_EXERCISE DETAILS_
Select from the data all lines with the word "giving".

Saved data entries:
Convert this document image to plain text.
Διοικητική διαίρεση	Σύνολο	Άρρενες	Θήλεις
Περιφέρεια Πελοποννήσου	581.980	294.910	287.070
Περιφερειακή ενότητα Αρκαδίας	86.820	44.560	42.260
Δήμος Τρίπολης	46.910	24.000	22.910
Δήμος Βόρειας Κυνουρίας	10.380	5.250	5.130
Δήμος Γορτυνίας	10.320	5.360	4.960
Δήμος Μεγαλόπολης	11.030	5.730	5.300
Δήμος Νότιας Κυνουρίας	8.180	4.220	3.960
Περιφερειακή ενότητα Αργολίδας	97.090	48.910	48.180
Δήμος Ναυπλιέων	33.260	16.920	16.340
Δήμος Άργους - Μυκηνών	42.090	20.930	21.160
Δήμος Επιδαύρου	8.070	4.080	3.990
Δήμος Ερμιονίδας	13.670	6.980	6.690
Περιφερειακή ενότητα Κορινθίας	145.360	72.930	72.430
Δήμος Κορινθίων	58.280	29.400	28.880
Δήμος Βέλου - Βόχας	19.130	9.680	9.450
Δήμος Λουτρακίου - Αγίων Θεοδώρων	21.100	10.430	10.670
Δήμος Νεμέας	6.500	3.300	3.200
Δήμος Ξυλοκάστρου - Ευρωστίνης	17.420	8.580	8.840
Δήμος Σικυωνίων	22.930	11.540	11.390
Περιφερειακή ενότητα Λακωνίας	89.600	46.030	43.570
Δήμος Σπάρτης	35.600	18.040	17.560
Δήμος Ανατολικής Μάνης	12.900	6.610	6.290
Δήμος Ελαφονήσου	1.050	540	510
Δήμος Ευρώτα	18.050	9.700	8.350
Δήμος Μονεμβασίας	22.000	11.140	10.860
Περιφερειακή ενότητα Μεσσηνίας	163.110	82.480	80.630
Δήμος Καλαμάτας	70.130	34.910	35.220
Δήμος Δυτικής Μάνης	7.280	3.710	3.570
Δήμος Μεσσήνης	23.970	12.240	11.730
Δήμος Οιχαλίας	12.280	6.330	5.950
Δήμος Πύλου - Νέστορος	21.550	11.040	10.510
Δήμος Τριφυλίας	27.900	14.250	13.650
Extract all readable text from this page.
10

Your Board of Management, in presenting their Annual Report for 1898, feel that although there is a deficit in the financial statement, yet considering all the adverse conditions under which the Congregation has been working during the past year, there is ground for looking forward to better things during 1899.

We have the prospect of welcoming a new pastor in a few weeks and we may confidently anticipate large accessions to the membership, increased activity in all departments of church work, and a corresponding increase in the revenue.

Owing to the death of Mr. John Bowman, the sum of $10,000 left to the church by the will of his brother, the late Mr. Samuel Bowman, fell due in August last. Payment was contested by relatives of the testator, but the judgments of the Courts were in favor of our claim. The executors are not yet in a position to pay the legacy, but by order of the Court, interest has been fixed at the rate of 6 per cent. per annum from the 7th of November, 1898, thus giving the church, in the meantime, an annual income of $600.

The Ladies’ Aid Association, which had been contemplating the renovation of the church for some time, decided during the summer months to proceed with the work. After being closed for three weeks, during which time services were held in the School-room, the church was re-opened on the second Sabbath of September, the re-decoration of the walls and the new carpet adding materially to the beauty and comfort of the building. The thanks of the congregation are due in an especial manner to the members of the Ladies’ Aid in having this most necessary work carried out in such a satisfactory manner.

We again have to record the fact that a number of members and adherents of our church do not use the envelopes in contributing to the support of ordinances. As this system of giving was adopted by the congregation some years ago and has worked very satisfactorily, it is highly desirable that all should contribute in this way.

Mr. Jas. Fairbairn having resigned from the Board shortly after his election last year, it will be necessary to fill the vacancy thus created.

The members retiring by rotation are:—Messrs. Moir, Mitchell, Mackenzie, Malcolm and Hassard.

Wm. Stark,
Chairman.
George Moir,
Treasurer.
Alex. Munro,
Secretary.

_COMPLETED TASK_
Owing to the death of Mr. John Bowman, the sum of $10,000 left to the church by the will of his brother, the late Mr. Samuel Bowman, fell due in August last. Payment was contested by relatives of the testator, but the judgments of the Courts were in favor of our claim. The executors are not yet in a position to pay the legacy, but by order of the Court, interest has been fixed at the rate of 6 per cent. per annum from the 7th of November, 1898, thus giving the church, in the meantime, an annual income of $600.
We again have to record the fact that a number of members and adherents of our church do not use the envelopes in contributing to the support of ordinances. As this system of giving was adopted by the congregation some years ago and has worked very satisfactorily, it is highly desirable that all should contribute in this way.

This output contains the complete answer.